THE REQUEST –
Exactly reproduce the line containing "Serialize everything readable" and all later lines to the end of the entries, leaving the pictures out of your copy.

[Figure data in JSON]
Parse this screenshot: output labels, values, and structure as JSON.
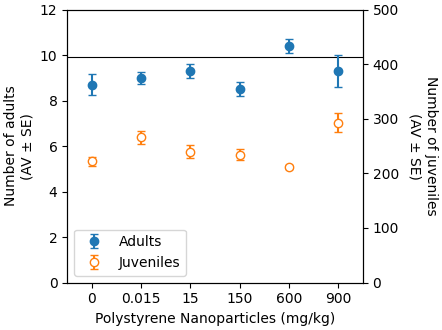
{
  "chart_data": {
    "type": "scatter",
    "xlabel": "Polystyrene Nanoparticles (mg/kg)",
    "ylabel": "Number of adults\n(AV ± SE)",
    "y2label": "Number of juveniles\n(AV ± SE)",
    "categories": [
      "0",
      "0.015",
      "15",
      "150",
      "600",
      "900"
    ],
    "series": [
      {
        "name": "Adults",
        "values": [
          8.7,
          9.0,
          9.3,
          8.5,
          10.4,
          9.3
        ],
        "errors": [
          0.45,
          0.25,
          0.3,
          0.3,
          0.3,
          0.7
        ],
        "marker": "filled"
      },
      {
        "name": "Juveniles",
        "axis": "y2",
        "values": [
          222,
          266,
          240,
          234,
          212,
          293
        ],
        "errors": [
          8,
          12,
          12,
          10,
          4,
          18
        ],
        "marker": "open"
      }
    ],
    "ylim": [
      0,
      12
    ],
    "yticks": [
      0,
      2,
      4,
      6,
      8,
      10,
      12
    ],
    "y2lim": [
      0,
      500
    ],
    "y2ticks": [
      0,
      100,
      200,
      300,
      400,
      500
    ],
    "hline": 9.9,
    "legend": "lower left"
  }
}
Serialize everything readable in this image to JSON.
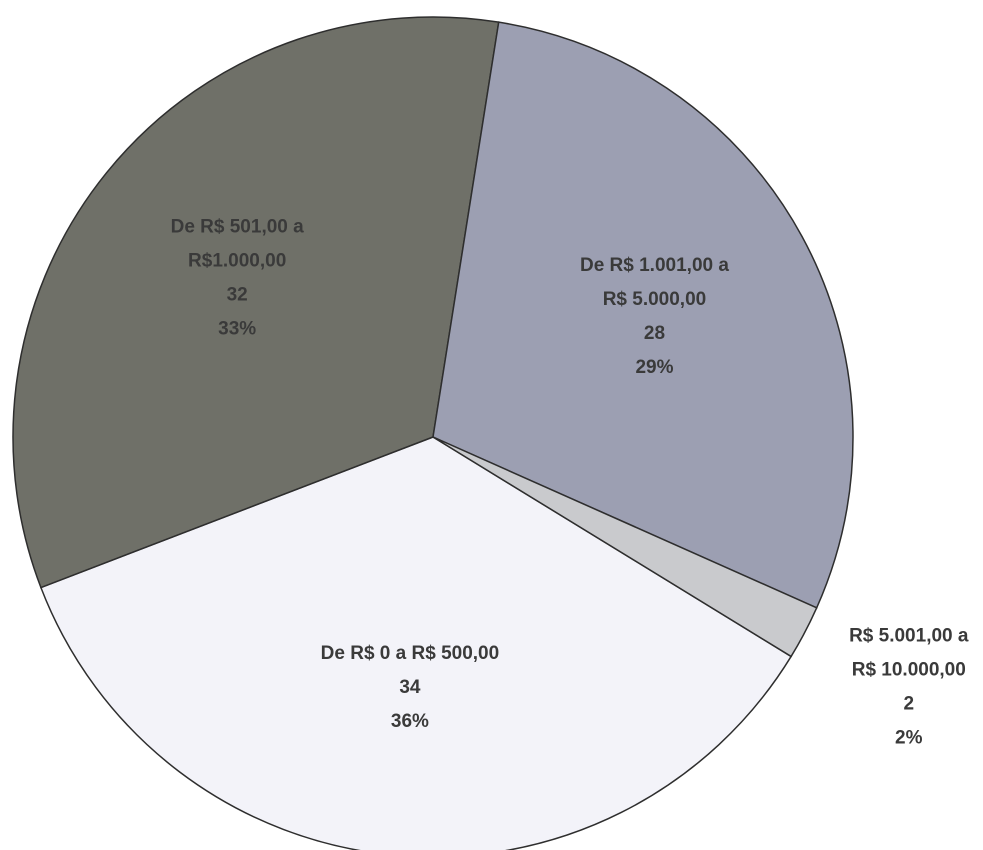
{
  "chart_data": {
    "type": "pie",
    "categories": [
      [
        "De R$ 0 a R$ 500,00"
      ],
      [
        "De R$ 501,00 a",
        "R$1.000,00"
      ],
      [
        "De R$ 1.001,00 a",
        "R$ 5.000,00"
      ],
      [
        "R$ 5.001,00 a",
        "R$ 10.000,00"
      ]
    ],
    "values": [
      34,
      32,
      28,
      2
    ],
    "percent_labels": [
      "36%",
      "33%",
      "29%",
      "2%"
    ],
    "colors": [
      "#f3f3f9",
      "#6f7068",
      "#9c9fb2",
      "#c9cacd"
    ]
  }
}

CORRECT ANSWER –
Serialize everything readable in this image to JSON.
{
  "chart_data": {
    "type": "pie",
    "categories": [
      [
        "De R$ 0 a R$ 500,00"
      ],
      [
        "De R$ 501,00 a",
        "R$1.000,00"
      ],
      [
        "De R$ 1.001,00 a",
        "R$ 5.000,00"
      ],
      [
        "R$ 5.001,00 a",
        "R$ 10.000,00"
      ]
    ],
    "values": [
      34,
      32,
      28,
      2
    ],
    "percent_labels": [
      "36%",
      "33%",
      "29%",
      "2%"
    ],
    "colors": [
      "#f3f3f9",
      "#6f7068",
      "#9c9fb2",
      "#c9cacd"
    ]
  }
}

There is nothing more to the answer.